* INSTRUCTION *
Copy all lines in which the word "name" can be found.

* START EXERCISE MATERIAL *

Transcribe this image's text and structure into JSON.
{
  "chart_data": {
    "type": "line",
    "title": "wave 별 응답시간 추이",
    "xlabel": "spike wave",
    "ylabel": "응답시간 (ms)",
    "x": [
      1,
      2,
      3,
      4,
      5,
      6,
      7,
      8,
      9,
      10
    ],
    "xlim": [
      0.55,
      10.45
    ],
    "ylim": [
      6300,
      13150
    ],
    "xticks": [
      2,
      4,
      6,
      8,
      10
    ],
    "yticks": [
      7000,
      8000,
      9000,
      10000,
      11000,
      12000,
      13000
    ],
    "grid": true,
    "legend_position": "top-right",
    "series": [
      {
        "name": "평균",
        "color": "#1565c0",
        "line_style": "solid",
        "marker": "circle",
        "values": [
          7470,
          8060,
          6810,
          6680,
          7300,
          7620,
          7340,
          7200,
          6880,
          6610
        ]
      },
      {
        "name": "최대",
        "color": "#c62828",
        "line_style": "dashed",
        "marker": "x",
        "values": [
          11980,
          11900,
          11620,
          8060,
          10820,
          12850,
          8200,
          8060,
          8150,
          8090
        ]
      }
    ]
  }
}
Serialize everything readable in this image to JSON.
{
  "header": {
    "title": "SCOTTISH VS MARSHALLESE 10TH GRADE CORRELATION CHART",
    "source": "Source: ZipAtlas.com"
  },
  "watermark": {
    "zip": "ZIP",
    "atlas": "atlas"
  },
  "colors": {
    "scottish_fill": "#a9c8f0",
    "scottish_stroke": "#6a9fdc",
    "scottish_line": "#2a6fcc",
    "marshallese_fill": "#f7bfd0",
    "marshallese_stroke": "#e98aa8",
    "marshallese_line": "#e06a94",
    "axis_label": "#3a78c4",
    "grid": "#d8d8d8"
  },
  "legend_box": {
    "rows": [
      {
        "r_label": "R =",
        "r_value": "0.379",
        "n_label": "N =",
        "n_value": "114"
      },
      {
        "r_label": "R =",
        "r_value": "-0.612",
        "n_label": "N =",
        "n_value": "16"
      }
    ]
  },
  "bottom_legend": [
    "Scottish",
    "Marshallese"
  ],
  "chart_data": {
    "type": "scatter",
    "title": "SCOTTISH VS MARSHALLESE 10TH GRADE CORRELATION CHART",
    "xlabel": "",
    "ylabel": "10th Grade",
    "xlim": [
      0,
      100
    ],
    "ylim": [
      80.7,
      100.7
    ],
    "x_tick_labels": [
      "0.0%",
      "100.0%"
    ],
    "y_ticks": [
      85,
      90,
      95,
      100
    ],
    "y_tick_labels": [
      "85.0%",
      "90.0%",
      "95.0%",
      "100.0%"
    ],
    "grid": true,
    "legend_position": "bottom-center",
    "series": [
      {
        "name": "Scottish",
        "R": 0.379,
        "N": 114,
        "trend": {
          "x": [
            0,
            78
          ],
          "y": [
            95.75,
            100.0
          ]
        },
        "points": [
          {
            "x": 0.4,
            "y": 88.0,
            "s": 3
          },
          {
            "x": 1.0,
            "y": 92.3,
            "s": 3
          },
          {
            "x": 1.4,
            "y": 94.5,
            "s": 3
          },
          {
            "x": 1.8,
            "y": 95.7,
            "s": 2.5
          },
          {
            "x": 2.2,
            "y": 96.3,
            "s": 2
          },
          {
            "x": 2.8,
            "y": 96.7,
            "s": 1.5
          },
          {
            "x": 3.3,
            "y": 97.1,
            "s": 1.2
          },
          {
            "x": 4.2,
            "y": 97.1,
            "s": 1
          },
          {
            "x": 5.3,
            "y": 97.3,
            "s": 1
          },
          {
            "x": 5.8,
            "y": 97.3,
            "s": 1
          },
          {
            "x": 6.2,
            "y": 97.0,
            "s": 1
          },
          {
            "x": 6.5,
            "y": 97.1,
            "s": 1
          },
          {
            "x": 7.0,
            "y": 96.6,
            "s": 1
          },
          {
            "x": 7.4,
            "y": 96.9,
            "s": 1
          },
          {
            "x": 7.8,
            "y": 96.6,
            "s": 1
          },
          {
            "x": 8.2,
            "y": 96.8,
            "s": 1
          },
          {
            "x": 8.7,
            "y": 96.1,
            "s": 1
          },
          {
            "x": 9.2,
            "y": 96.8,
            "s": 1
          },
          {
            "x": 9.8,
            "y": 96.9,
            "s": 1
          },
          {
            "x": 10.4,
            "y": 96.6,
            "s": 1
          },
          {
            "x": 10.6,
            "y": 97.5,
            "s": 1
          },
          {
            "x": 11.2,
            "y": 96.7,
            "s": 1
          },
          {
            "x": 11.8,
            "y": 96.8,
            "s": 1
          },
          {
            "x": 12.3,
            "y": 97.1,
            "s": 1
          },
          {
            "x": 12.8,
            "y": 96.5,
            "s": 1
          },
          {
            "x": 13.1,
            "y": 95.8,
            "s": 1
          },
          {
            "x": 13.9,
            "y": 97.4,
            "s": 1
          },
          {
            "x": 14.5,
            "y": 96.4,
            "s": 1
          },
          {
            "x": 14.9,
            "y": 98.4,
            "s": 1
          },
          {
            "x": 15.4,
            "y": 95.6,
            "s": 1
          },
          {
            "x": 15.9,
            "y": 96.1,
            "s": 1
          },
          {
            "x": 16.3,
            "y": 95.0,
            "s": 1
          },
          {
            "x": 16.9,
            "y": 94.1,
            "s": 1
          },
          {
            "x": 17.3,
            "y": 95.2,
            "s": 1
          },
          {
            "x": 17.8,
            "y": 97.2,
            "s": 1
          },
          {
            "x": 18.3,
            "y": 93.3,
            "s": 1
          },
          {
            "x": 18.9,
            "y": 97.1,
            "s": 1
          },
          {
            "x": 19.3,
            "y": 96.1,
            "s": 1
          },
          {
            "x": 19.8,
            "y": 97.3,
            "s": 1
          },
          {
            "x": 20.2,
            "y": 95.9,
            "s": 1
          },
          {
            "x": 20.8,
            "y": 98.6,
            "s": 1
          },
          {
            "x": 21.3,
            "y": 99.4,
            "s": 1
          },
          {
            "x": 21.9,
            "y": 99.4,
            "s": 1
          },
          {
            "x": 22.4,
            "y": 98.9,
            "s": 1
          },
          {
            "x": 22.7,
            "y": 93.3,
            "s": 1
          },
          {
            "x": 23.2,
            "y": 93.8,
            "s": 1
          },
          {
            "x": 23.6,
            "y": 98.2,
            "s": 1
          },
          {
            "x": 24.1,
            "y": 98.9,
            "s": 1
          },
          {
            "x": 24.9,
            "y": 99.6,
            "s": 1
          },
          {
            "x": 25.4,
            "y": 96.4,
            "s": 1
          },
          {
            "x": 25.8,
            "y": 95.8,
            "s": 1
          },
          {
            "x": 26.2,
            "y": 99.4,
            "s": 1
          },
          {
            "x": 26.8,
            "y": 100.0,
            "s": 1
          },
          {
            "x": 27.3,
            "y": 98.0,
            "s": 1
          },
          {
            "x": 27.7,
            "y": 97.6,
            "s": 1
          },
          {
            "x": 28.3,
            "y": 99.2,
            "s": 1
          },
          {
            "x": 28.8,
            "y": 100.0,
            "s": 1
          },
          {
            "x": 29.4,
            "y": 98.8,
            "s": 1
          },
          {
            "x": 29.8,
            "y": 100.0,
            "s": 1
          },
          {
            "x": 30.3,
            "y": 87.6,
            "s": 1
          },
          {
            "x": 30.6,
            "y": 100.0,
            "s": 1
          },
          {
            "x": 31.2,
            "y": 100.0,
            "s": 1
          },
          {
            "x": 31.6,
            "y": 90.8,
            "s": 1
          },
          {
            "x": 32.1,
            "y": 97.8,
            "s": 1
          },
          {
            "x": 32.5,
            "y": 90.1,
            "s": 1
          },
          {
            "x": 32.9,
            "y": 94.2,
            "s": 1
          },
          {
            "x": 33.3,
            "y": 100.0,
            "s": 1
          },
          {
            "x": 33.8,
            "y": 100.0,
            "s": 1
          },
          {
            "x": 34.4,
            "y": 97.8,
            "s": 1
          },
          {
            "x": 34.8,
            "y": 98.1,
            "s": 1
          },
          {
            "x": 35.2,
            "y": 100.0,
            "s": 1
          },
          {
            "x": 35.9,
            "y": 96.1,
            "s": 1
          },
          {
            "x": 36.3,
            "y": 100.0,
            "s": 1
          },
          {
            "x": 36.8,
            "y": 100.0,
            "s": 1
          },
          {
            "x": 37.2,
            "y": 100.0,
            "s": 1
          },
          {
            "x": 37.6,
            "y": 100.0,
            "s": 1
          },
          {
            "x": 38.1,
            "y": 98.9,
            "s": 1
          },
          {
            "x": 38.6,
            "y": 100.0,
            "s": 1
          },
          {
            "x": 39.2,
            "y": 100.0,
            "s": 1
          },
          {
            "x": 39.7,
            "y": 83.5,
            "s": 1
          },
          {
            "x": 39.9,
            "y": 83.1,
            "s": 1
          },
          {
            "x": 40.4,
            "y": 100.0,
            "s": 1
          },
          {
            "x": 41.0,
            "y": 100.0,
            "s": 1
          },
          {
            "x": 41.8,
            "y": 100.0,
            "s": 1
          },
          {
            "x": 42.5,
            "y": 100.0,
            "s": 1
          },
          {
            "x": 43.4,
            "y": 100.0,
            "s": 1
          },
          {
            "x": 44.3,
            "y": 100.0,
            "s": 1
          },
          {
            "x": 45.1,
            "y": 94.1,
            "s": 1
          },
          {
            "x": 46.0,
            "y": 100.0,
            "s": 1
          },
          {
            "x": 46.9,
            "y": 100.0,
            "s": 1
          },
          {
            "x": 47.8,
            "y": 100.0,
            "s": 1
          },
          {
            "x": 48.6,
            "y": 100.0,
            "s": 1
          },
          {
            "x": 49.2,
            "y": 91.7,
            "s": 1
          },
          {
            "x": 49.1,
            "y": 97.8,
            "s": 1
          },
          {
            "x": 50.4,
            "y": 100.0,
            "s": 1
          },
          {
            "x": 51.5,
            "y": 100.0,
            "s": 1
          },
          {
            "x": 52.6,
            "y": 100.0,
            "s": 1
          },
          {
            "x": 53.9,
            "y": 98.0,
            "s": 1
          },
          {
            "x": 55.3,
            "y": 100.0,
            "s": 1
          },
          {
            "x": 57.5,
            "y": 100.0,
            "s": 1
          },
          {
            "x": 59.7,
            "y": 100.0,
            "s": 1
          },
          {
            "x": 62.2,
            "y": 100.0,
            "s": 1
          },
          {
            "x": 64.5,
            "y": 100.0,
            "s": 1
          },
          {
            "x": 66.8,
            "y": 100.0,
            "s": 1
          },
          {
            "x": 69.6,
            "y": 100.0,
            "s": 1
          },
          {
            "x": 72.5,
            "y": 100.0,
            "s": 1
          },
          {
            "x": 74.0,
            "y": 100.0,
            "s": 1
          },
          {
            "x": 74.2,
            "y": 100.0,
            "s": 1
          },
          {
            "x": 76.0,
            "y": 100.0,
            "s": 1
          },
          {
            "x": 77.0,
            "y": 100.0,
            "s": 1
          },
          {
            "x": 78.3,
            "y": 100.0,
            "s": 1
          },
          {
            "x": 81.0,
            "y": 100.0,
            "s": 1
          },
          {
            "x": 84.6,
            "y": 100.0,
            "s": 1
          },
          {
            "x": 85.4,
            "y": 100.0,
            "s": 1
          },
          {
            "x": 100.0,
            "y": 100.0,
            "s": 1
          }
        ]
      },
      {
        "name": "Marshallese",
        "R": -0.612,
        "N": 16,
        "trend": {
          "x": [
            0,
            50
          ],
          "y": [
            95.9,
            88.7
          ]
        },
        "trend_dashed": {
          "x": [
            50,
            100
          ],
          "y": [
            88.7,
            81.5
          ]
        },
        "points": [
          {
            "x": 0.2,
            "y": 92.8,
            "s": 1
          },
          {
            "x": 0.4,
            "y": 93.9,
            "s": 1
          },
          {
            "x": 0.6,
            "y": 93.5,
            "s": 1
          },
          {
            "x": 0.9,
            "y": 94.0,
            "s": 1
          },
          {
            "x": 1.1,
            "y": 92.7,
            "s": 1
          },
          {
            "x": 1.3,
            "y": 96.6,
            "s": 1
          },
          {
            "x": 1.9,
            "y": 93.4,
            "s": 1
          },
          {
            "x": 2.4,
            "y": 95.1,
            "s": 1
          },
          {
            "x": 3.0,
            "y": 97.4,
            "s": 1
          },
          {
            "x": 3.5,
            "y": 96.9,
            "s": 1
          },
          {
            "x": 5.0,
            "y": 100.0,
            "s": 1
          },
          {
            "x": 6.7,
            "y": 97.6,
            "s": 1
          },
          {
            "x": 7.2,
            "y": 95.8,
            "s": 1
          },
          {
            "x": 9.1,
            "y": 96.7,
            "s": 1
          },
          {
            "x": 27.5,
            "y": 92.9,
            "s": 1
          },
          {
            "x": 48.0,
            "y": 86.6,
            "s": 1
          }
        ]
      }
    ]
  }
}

* END EXERCISE MATERIAL *

* FULL SOLUTION *
        "name": "평균",
        "name": "최대",
        "name": "Scottish",
        "name": "Marshallese",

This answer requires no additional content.